## Given task
Copy out the lines of the listing below, unchanged, from the line with "cell-text: s [299, 25, 306, 42]" to the line with "paragraph-return-mark: ↵ [601, 955, 611, 969]", including both of those lines.

Start of Records for the exercise

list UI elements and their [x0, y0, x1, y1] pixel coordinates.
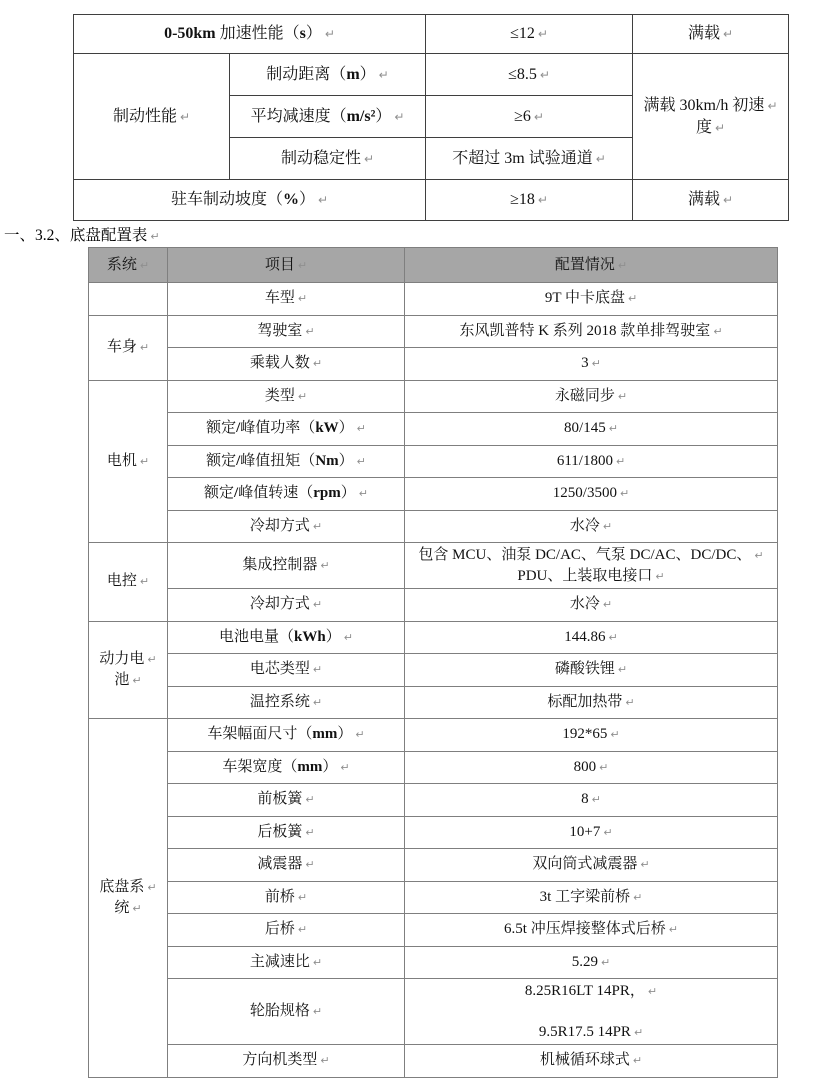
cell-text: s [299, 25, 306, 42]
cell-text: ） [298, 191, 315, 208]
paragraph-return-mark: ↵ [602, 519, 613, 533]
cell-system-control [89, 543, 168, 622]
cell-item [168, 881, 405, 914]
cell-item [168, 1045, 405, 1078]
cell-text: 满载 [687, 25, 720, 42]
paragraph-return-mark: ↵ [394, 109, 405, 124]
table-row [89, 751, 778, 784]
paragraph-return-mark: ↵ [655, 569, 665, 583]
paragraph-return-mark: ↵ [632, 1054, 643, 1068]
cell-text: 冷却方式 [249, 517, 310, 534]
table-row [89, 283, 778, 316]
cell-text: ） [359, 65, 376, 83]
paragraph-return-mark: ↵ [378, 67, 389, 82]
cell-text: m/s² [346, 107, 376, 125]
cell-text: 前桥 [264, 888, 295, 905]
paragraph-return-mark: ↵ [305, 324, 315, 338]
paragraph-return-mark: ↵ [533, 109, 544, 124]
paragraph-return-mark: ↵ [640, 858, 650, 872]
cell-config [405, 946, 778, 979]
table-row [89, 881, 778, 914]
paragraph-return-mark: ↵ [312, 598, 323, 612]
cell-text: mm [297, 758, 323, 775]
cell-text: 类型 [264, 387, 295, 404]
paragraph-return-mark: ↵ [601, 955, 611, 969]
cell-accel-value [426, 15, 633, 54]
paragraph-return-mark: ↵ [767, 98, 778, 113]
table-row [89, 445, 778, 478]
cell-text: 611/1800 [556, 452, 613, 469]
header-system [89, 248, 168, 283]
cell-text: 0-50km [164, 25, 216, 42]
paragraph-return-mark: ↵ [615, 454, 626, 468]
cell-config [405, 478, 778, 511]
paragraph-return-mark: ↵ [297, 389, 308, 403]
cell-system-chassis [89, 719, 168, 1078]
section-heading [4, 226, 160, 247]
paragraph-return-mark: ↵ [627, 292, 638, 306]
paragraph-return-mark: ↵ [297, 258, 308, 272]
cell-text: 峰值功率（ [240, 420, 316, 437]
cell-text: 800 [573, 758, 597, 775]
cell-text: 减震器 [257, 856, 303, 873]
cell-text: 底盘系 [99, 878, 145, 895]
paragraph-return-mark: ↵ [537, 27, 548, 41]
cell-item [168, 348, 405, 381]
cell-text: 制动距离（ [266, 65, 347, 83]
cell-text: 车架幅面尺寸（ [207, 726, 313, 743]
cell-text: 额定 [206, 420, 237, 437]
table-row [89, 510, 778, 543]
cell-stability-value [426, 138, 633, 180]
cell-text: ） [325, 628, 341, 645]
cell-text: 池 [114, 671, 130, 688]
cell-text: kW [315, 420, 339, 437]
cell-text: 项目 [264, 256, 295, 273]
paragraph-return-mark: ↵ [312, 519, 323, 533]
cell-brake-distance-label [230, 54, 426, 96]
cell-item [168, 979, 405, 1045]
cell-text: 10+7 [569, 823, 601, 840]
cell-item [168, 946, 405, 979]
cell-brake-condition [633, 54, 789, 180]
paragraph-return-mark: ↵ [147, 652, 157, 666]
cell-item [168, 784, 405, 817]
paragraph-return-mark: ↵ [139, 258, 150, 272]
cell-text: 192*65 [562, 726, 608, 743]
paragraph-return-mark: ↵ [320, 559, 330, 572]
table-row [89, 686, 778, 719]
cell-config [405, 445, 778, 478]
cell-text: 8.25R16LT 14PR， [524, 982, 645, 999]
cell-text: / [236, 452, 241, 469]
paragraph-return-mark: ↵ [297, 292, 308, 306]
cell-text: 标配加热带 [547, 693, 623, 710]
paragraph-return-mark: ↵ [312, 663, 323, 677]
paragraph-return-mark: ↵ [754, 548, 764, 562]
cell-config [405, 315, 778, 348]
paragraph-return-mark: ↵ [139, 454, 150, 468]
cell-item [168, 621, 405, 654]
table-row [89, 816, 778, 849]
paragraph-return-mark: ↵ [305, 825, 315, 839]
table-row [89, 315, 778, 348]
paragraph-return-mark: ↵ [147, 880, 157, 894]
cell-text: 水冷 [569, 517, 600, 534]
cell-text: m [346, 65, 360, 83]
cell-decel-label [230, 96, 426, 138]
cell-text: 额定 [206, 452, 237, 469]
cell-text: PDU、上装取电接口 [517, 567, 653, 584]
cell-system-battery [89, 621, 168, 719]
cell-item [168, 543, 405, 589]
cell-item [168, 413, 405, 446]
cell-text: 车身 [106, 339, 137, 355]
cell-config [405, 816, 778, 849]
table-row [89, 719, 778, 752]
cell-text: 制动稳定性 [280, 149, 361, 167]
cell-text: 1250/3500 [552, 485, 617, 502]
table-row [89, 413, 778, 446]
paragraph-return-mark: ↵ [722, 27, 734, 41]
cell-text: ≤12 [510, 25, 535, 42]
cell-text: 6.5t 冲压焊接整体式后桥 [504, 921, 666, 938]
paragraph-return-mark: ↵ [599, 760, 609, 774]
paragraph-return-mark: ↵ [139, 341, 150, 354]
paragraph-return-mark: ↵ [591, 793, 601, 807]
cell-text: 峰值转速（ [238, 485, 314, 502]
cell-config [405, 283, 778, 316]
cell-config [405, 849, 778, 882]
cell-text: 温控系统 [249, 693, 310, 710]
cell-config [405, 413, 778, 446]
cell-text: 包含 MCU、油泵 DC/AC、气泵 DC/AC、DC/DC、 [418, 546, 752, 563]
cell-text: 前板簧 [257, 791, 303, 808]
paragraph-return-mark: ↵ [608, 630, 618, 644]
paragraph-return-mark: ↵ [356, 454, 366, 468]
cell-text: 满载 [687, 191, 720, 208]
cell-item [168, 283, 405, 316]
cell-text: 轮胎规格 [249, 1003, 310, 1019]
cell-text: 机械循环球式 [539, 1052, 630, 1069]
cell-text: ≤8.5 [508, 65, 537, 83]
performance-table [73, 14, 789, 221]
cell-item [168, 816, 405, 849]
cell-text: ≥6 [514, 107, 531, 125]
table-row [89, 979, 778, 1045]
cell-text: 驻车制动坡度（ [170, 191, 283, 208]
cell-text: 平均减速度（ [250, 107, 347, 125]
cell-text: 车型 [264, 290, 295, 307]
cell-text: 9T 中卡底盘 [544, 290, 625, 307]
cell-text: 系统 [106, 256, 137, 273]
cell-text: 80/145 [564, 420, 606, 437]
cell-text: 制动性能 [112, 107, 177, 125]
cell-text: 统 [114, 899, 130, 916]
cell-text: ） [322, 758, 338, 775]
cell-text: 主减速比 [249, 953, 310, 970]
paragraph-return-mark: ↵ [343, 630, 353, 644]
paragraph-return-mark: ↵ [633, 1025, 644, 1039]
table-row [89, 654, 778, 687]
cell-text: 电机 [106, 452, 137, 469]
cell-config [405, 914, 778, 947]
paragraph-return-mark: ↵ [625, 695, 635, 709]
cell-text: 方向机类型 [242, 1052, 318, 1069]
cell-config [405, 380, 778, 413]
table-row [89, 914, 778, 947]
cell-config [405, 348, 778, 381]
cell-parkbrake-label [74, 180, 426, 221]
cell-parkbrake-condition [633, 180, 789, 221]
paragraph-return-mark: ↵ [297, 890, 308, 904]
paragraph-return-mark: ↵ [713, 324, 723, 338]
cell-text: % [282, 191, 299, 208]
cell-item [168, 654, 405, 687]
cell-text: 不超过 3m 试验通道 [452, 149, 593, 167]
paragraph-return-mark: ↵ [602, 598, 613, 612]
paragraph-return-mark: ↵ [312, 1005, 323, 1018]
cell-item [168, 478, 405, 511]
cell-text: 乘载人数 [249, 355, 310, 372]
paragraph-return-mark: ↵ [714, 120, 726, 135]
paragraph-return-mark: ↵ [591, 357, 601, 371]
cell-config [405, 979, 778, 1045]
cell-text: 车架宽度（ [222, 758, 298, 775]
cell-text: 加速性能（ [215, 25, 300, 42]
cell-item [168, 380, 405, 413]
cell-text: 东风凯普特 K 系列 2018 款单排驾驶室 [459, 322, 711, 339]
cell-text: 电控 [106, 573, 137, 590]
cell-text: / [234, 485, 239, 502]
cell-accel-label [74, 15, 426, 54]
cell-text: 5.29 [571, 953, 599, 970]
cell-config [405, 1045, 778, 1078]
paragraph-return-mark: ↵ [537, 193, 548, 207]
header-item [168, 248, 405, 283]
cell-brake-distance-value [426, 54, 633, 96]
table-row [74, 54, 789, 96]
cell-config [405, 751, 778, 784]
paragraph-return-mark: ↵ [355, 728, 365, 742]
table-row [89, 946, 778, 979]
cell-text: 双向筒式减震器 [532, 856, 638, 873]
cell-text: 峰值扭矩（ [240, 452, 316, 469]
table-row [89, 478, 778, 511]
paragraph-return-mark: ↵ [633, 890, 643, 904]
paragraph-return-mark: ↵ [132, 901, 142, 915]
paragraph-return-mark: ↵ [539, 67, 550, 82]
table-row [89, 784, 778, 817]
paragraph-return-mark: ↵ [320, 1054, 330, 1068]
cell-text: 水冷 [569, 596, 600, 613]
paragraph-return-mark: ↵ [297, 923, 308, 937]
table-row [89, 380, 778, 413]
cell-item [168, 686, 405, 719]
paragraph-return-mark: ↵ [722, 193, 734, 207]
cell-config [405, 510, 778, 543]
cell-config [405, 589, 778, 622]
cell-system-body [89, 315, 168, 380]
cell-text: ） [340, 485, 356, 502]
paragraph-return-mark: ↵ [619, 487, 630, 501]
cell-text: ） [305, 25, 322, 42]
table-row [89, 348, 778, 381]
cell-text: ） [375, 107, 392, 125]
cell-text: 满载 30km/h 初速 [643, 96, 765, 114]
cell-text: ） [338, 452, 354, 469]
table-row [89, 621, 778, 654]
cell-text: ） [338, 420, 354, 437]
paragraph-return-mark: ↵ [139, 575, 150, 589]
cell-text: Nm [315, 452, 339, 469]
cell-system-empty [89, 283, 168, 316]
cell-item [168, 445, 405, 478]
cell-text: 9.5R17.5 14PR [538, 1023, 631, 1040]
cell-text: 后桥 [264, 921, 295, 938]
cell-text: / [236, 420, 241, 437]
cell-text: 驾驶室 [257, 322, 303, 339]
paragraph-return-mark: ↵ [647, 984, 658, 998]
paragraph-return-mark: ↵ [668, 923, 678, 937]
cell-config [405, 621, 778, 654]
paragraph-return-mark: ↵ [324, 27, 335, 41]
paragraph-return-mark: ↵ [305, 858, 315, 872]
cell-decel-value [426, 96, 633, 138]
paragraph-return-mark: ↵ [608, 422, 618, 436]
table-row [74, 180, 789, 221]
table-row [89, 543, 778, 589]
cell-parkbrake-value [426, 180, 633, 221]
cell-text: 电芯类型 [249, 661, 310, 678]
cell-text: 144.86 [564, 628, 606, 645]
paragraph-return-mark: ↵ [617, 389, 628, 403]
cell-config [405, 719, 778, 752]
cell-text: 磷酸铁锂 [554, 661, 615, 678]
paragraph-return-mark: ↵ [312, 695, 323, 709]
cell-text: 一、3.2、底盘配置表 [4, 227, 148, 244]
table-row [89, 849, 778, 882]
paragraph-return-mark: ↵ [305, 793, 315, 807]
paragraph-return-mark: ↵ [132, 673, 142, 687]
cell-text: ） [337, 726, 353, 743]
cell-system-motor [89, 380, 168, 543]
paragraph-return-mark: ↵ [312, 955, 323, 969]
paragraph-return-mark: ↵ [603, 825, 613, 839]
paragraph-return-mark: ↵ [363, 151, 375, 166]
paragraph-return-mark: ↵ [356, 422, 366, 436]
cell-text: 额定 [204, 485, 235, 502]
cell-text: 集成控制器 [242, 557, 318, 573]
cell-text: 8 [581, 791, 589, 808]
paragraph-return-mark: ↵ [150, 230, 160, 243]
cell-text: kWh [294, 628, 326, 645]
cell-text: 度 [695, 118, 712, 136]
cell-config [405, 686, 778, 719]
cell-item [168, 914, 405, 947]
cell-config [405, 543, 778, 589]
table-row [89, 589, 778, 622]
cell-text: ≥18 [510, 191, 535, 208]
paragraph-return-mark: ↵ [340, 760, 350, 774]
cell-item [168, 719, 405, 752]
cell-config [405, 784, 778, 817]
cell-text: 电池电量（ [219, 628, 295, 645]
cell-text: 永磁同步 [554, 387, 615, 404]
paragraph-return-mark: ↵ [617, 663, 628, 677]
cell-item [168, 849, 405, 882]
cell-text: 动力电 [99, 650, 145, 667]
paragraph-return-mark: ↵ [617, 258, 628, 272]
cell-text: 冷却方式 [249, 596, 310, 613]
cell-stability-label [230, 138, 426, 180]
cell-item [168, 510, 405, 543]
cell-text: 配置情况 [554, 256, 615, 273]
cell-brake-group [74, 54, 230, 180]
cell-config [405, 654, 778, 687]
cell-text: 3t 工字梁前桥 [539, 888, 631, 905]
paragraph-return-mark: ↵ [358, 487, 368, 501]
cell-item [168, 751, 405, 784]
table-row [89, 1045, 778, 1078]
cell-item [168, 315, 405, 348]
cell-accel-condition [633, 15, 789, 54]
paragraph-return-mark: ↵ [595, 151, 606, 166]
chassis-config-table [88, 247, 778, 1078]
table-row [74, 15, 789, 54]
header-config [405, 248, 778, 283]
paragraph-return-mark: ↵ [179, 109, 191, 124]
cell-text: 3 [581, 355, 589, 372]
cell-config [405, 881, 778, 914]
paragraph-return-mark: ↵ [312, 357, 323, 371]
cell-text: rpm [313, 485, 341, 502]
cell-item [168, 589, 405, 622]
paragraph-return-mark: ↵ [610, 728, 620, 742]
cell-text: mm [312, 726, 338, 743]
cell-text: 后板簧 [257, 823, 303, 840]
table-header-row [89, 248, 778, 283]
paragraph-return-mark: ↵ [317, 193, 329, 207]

End of Records for the exercise

## Complete response
cell-text: s [299, 25, 306, 42]
cell-text: ） [298, 191, 315, 208]
paragraph-return-mark: ↵ [602, 519, 613, 533]
cell-system-control [89, 543, 168, 622]
cell-item [168, 881, 405, 914]
cell-item [168, 1045, 405, 1078]
cell-text: 满载 [687, 25, 720, 42]
paragraph-return-mark: ↵ [394, 109, 405, 124]
table-row [89, 751, 778, 784]
paragraph-return-mark: ↵ [655, 569, 665, 583]
paragraph-return-mark: ↵ [632, 1054, 643, 1068]
cell-text: 冷却方式 [249, 517, 310, 534]
table-row [89, 283, 778, 316]
cell-text: ） [359, 65, 376, 83]
paragraph-return-mark: ↵ [378, 67, 389, 82]
cell-text: m/s² [346, 107, 376, 125]
cell-text: 前桥 [264, 888, 295, 905]
paragraph-return-mark: ↵ [305, 324, 315, 338]
paragraph-return-mark: ↵ [533, 109, 544, 124]
paragraph-return-mark: ↵ [640, 858, 650, 872]
cell-config [405, 946, 778, 979]
table-row [89, 881, 778, 914]
paragraph-return-mark: ↵ [312, 598, 323, 612]
cell-text: mm [297, 758, 323, 775]
cell-text: 类型 [264, 387, 295, 404]
paragraph-return-mark: ↵ [601, 955, 611, 969]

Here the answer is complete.